━━━ Source records ━━━

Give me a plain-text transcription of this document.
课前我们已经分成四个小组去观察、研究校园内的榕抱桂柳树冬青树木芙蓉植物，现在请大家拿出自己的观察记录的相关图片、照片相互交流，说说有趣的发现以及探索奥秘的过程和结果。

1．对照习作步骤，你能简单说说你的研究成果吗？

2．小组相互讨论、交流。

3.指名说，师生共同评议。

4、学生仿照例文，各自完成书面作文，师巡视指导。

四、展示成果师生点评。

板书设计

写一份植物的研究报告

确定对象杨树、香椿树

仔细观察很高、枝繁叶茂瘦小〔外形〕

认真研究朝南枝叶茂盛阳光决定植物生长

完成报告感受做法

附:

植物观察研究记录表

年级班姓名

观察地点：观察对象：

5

━━━

**To do:**
Extract the data exactly as given.

**Complete output:**
Give me a plain-text transcription of this document.
课前我们已经分成四个小组去观察、研究校园内的榕抱桂柳树冬青树木芙蓉植物，现在请大家拿出自己的观察记录的相关图片、照片相互交流，说说有趣的发现以及探索奥秘的过程和结果。

1．对照习作步骤，你能简单说说你的研究成果吗？

2．小组相互讨论、交流。

3.指名说，师生共同评议。

4、学生仿照例文，各自完成书面作文，师巡视指导。

四、展示成果师生点评。

板书设计

写一份植物的研究报告

确定对象杨树、香椿树

仔细观察很高、枝繁叶茂瘦小〔外形〕

认真研究朝南枝叶茂盛阳光决定植物生长

完成报告感受做法

附:

植物观察研究记录表

年级班姓名

观察地点：观察对象：

5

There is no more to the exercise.